MIEDO
El miedo cubano es un miedo total, fabricado con
precisión de orfebre, insertado con maestría de cirujano, inculcado con método de domador
El Grito de Edvard Munch.
Por Alex Heny | Nueva York | Cuba EncuentroEstoy seguro que la mañana en que a aquel muchacho mestizo, de menguada estatura y al que nunca le había escuchado la voz, lo trajeron a la plataforma que presidía el área de formación y lo exhibieron como a un criminal al pie del cadalso, estoy seguro que esa mañana olía a tierra húmeda, yerbazales y cagajones de vacas.
Me atrevo a afirmar incluso que también olía a la leche requemada por el fogón al rojo vivo de la cocina que se alzaba justo del otro lado de aquel podio infame, allá detrás del comedor, detrás de la presidenta de la FEEM de mirada furibunda y enclenques pantorrillas que comenzaban en unos deformes zapatos ortopédicos y terminaban en unas rodillas tan abultadas como maracas; detrás de un grupo de profesores curiosos y, por supuesto, detrás del director de la escuela que ya, antes de empezar a hablar, tenía el rostro congestionado y las venas, de furia hinchadas, destacando en su corto cuello.

Registros:
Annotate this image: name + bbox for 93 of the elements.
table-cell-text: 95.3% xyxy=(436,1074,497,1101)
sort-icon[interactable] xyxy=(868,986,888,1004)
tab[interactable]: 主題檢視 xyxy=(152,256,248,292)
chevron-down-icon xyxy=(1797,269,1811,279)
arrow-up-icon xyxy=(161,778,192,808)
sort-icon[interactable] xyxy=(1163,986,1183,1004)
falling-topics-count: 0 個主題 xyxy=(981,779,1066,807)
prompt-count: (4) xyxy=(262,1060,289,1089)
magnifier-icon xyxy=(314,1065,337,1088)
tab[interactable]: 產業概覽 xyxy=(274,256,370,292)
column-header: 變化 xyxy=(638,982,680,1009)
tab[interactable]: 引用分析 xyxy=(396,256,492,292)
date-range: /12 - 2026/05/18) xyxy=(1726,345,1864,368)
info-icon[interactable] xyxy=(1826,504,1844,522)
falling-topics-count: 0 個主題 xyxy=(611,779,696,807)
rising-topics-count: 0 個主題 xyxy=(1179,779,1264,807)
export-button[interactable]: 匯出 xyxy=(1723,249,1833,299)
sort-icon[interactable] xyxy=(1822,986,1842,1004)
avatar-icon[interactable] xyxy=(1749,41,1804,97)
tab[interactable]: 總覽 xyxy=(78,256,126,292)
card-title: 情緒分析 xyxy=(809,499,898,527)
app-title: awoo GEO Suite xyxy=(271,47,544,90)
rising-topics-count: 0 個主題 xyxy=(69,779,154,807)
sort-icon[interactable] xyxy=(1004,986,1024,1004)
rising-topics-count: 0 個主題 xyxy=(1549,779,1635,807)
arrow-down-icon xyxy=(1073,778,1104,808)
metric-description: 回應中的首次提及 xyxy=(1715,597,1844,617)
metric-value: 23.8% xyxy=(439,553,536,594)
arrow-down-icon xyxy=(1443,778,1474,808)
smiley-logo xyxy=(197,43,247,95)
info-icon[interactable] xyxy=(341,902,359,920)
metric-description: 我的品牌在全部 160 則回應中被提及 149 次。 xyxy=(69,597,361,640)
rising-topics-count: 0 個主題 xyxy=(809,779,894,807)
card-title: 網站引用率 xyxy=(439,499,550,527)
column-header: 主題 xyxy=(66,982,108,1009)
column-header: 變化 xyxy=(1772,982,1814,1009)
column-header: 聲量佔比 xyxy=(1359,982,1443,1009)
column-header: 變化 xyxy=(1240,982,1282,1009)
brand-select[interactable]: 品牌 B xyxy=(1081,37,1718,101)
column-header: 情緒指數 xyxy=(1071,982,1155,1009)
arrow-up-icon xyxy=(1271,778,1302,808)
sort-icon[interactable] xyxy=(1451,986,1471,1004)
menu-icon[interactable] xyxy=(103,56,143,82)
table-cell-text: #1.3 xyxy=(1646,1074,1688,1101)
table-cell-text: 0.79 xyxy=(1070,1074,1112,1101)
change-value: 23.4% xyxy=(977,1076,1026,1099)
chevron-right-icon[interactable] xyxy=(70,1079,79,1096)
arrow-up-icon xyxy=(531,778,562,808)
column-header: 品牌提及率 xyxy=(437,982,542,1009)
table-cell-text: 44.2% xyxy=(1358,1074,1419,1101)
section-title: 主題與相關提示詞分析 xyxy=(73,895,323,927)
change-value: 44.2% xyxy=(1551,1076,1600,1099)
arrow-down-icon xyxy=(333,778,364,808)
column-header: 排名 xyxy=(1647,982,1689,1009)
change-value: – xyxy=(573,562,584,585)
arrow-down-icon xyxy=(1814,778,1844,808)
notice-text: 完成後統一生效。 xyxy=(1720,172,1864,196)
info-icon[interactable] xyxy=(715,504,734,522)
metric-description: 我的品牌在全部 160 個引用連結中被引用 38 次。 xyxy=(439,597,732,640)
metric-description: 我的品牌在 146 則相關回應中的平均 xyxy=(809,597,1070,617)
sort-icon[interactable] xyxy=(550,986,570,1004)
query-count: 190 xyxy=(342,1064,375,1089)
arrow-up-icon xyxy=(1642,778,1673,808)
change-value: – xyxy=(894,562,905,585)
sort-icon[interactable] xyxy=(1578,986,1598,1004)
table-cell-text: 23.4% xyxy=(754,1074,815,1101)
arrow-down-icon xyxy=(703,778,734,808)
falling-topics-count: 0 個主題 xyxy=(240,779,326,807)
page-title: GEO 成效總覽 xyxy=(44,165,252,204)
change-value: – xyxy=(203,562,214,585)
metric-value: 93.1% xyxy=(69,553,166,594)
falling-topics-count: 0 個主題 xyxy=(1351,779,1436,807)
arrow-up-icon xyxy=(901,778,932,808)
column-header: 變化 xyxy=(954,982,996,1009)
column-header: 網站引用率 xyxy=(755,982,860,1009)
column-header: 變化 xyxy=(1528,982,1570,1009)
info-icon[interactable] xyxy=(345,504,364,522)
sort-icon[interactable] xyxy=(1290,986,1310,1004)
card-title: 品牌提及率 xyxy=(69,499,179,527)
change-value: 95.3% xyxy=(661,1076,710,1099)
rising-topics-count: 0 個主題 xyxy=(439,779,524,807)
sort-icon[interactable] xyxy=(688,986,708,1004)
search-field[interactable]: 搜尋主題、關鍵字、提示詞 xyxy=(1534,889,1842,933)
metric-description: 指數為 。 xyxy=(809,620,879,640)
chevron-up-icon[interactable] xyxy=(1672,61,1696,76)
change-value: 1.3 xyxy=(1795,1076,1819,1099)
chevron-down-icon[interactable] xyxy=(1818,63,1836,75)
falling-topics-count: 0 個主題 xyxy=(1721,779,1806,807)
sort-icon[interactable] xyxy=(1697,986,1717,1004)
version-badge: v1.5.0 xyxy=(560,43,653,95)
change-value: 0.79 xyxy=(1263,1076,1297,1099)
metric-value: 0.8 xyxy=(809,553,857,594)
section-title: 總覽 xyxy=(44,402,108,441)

Instrucción 1: Reproduzca literalmente el fragmento sobre el miedo cubano, comenzando en "Me atrevo a" y terminando en "su corto cuello.".
Instrucción 2: Enumere todos los olores que, según el fragmento sobre el miedo cubano, tenía aquella mañana.
Instrucción 3:
Responda a las siguientes preguntas con base en el fragmento sobre el miedo cubano:
(a) ¿Qué obra se menciona junto al nombre de su autor?
(b) ¿Qué calzado llevaba la presidenta de la FEEM?
(c) ¿Qué tenía el director de la escuela antes de empezar a hablar?

Respuesta 1:
Me atrevo a afirmar incluso que también olía a la leche requemada por el fogón al rojo vivo de la cocina que se alzaba justo del otro lado de aquel podio infame, allá detrás del comedor, detrás de la presidenta de la FEEM de mirada furibunda y enclenques pantorrillas que comenzaban en unos deformes zapatos ortopédicos y terminaban en unas rodillas tan abultadas como maracas; detrás de un grupo de profesores curiosos y, por supuesto, detrás del director de la escuela que ya, antes de empezar a hablar, tenía el rostro congestionado y las venas, de furia hinchadas, destacando en su corto cuello.

Respuesta 2:
Tierra húmeda
Yerbazales
Cagajones de vacas
Leche requemada por el fogón al rojo vivo de la cocina

Respuesta 3:
(a) El Grito, de Edvard Munch.
(b) Unos deformes zapatos ortopédicos.
(c) El rostro congestionado y las venas hinchadas de furia, destacando en su corto cuello.